Records from a dataset:
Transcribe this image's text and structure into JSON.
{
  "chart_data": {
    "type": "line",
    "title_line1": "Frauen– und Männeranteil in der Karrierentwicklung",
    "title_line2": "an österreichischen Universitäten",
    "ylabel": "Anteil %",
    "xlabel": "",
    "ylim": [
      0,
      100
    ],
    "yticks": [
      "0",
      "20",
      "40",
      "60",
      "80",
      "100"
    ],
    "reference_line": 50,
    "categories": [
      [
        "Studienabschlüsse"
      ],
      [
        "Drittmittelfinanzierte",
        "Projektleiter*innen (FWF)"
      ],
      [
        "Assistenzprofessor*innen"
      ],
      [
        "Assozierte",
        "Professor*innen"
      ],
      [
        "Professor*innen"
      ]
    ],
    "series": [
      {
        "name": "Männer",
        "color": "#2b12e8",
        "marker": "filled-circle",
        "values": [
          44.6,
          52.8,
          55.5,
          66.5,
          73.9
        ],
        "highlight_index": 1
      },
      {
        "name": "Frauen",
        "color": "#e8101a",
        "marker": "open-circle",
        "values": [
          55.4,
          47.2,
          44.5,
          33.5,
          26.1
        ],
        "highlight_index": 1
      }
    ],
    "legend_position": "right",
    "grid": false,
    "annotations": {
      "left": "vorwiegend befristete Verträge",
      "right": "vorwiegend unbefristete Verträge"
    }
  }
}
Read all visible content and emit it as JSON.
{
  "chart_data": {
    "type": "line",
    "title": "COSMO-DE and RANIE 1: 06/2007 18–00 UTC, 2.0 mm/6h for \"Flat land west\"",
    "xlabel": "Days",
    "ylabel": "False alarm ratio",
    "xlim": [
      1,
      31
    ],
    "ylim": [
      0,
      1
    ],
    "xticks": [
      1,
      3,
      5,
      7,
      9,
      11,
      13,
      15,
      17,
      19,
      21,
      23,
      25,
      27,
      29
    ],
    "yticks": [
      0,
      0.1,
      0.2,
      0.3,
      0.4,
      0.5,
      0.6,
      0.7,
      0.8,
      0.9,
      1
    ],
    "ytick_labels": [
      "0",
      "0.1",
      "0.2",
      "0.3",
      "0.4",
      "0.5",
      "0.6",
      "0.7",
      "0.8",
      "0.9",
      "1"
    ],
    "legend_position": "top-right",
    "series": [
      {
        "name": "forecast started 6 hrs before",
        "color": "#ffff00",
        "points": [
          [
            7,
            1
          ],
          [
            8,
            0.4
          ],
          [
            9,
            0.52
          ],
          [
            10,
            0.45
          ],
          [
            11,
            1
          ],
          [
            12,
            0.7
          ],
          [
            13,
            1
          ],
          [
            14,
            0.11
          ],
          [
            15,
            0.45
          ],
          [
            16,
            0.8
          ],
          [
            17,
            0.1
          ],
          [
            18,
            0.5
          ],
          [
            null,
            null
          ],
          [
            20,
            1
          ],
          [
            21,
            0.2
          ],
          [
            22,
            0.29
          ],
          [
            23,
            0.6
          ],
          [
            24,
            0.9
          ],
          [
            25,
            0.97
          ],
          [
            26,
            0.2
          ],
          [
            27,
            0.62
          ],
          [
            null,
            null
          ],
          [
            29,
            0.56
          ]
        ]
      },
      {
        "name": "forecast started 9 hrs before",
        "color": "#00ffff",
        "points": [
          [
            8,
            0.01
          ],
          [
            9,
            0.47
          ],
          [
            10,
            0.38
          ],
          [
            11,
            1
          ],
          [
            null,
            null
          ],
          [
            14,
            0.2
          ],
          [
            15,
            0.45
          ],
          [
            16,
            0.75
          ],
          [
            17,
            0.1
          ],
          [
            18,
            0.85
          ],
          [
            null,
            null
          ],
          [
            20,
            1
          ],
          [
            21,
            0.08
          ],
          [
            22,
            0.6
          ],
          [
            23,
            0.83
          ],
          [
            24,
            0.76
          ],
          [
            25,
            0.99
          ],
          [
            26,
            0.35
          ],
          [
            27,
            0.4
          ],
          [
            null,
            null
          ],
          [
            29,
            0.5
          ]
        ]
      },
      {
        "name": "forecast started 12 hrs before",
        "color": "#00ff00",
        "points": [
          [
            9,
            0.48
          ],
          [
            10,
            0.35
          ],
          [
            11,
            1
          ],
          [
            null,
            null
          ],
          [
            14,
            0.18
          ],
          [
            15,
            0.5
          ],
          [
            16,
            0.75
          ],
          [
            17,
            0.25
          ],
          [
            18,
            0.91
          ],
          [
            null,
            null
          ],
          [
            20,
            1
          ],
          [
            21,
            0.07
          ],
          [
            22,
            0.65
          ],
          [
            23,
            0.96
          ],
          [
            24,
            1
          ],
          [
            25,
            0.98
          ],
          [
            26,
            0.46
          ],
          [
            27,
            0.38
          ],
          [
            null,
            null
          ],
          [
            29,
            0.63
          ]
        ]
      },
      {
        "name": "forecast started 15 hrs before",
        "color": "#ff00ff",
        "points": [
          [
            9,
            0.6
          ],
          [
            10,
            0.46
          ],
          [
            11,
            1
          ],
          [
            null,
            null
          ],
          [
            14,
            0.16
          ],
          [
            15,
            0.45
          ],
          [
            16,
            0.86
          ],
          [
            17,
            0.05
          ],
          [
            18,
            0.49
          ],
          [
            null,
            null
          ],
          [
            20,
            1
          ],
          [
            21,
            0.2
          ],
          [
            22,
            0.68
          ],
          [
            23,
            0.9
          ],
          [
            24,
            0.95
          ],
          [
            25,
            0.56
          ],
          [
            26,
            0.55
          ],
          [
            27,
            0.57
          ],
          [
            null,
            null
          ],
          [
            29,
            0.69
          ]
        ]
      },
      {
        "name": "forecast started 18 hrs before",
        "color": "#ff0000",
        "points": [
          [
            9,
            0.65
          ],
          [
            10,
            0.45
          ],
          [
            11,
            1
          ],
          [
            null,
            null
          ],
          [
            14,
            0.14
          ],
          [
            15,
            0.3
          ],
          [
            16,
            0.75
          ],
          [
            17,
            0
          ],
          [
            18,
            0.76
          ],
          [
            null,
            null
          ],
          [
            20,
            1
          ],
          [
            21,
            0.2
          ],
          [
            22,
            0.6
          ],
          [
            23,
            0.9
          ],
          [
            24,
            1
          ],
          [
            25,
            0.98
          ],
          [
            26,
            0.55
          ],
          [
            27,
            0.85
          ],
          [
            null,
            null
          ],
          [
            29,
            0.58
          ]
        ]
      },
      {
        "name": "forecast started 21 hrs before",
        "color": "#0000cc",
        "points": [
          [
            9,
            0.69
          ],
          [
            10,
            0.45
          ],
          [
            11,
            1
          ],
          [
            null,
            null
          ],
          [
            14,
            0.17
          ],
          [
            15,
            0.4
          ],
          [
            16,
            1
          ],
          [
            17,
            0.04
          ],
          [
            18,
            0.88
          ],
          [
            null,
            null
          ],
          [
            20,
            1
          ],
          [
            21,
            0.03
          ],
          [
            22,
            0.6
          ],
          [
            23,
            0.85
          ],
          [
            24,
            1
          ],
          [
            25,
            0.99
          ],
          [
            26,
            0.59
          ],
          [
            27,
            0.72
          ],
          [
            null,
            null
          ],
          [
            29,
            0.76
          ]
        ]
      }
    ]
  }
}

**YOUR INSTRUCTIONS**:
Write out the whole listing again, exactly as it stands.

**RESULT OF THE TASK**:
Transcribe this image's text and structure into JSON.
{
  "chart_data": {
    "type": "line",
    "title_line1": "Frauen– und Männeranteil in der Karrierentwicklung",
    "title_line2": "an österreichischen Universitäten",
    "ylabel": "Anteil %",
    "xlabel": "",
    "ylim": [
      0,
      100
    ],
    "yticks": [
      "0",
      "20",
      "40",
      "60",
      "80",
      "100"
    ],
    "reference_line": 50,
    "categories": [
      [
        "Studienabschlüsse"
      ],
      [
        "Drittmittelfinanzierte",
        "Projektleiter*innen (FWF)"
      ],
      [
        "Assistenzprofessor*innen"
      ],
      [
        "Assozierte",
        "Professor*innen"
      ],
      [
        "Professor*innen"
      ]
    ],
    "series": [
      {
        "name": "Männer",
        "color": "#2b12e8",
        "marker": "filled-circle",
        "values": [
          44.6,
          52.8,
          55.5,
          66.5,
          73.9
        ],
        "highlight_index": 1
      },
      {
        "name": "Frauen",
        "color": "#e8101a",
        "marker": "open-circle",
        "values": [
          55.4,
          47.2,
          44.5,
          33.5,
          26.1
        ],
        "highlight_index": 1
      }
    ],
    "legend_position": "right",
    "grid": false,
    "annotations": {
      "left": "vorwiegend befristete Verträge",
      "right": "vorwiegend unbefristete Verträge"
    }
  }
}
Read all visible content and emit it as JSON.
{
  "chart_data": {
    "type": "line",
    "title": "COSMO-DE and RANIE 1: 06/2007 18–00 UTC, 2.0 mm/6h for \"Flat land west\"",
    "xlabel": "Days",
    "ylabel": "False alarm ratio",
    "xlim": [
      1,
      31
    ],
    "ylim": [
      0,
      1
    ],
    "xticks": [
      1,
      3,
      5,
      7,
      9,
      11,
      13,
      15,
      17,
      19,
      21,
      23,
      25,
      27,
      29
    ],
    "yticks": [
      0,
      0.1,
      0.2,
      0.3,
      0.4,
      0.5,
      0.6,
      0.7,
      0.8,
      0.9,
      1
    ],
    "ytick_labels": [
      "0",
      "0.1",
      "0.2",
      "0.3",
      "0.4",
      "0.5",
      "0.6",
      "0.7",
      "0.8",
      "0.9",
      "1"
    ],
    "legend_position": "top-right",
    "series": [
      {
        "name": "forecast started 6 hrs before",
        "color": "#ffff00",
        "points": [
          [
            7,
            1
          ],
          [
            8,
            0.4
          ],
          [
            9,
            0.52
          ],
          [
            10,
            0.45
          ],
          [
            11,
            1
          ],
          [
            12,
            0.7
          ],
          [
            13,
            1
          ],
          [
            14,
            0.11
          ],
          [
            15,
            0.45
          ],
          [
            16,
            0.8
          ],
          [
            17,
            0.1
          ],
          [
            18,
            0.5
          ],
          [
            null,
            null
          ],
          [
            20,
            1
          ],
          [
            21,
            0.2
          ],
          [
            22,
            0.29
          ],
          [
            23,
            0.6
          ],
          [
            24,
            0.9
          ],
          [
            25,
            0.97
          ],
          [
            26,
            0.2
          ],
          [
            27,
            0.62
          ],
          [
            null,
            null
          ],
          [
            29,
            0.56
          ]
        ]
      },
      {
        "name": "forecast started 9 hrs before",
        "color": "#00ffff",
        "points": [
          [
            8,
            0.01
          ],
          [
            9,
            0.47
          ],
          [
            10,
            0.38
          ],
          [
            11,
            1
          ],
          [
            null,
            null
          ],
          [
            14,
            0.2
          ],
          [
            15,
            0.45
          ],
          [
            16,
            0.75
          ],
          [
            17,
            0.1
          ],
          [
            18,
            0.85
          ],
          [
            null,
            null
          ],
          [
            20,
            1
          ],
          [
            21,
            0.08
          ],
          [
            22,
            0.6
          ],
          [
            23,
            0.83
          ],
          [
            24,
            0.76
          ],
          [
            25,
            0.99
          ],
          [
            26,
            0.35
          ],
          [
            27,
            0.4
          ],
          [
            null,
            null
          ],
          [
            29,
            0.5
          ]
        ]
      },
      {
        "name": "forecast started 12 hrs before",
        "color": "#00ff00",
        "points": [
          [
            9,
            0.48
          ],
          [
            10,
            0.35
          ],
          [
            11,
            1
          ],
          [
            null,
            null
          ],
          [
            14,
            0.18
          ],
          [
            15,
            0.5
          ],
          [
            16,
            0.75
          ],
          [
            17,
            0.25
          ],
          [
            18,
            0.91
          ],
          [
            null,
            null
          ],
          [
            20,
            1
          ],
          [
            21,
            0.07
          ],
          [
            22,
            0.65
          ],
          [
            23,
            0.96
          ],
          [
            24,
            1
          ],
          [
            25,
            0.98
          ],
          [
            26,
            0.46
          ],
          [
            27,
            0.38
          ],
          [
            null,
            null
          ],
          [
            29,
            0.63
          ]
        ]
      },
      {
        "name": "forecast started 15 hrs before",
        "color": "#ff00ff",
        "points": [
          [
            9,
            0.6
          ],
          [
            10,
            0.46
          ],
          [
            11,
            1
          ],
          [
            null,
            null
          ],
          [
            14,
            0.16
          ],
          [
            15,
            0.45
          ],
          [
            16,
            0.86
          ],
          [
            17,
            0.05
          ],
          [
            18,
            0.49
          ],
          [
            null,
            null
          ],
          [
            20,
            1
          ],
          [
            21,
            0.2
          ],
          [
            22,
            0.68
          ],
          [
            23,
            0.9
          ],
          [
            24,
            0.95
          ],
          [
            25,
            0.56
          ],
          [
            26,
            0.55
          ],
          [
            27,
            0.57
          ],
          [
            null,
            null
          ],
          [
            29,
            0.69
          ]
        ]
      },
      {
        "name": "forecast started 18 hrs before",
        "color": "#ff0000",
        "points": [
          [
            9,
            0.65
          ],
          [
            10,
            0.45
          ],
          [
            11,
            1
          ],
          [
            null,
            null
          ],
          [
            14,
            0.14
          ],
          [
            15,
            0.3
          ],
          [
            16,
            0.75
          ],
          [
            17,
            0
          ],
          [
            18,
            0.76
          ],
          [
            null,
            null
          ],
          [
            20,
            1
          ],
          [
            21,
            0.2
          ],
          [
            22,
            0.6
          ],
          [
            23,
            0.9
          ],
          [
            24,
            1
          ],
          [
            25,
            0.98
          ],
          [
            26,
            0.55
          ],
          [
            27,
            0.85
          ],
          [
            null,
            null
          ],
          [
            29,
            0.58
          ]
        ]
      },
      {
        "name": "forecast started 21 hrs before",
        "color": "#0000cc",
        "points": [
          [
            9,
            0.69
          ],
          [
            10,
            0.45
          ],
          [
            11,
            1
          ],
          [
            null,
            null
          ],
          [
            14,
            0.17
          ],
          [
            15,
            0.4
          ],
          [
            16,
            1
          ],
          [
            17,
            0.04
          ],
          [
            18,
            0.88
          ],
          [
            null,
            null
          ],
          [
            20,
            1
          ],
          [
            21,
            0.03
          ],
          [
            22,
            0.6
          ],
          [
            23,
            0.85
          ],
          [
            24,
            1
          ],
          [
            25,
            0.99
          ],
          [
            26,
            0.59
          ],
          [
            27,
            0.72
          ],
          [
            null,
            null
          ],
          [
            29,
            0.76
          ]
        ]
      }
    ]
  }
}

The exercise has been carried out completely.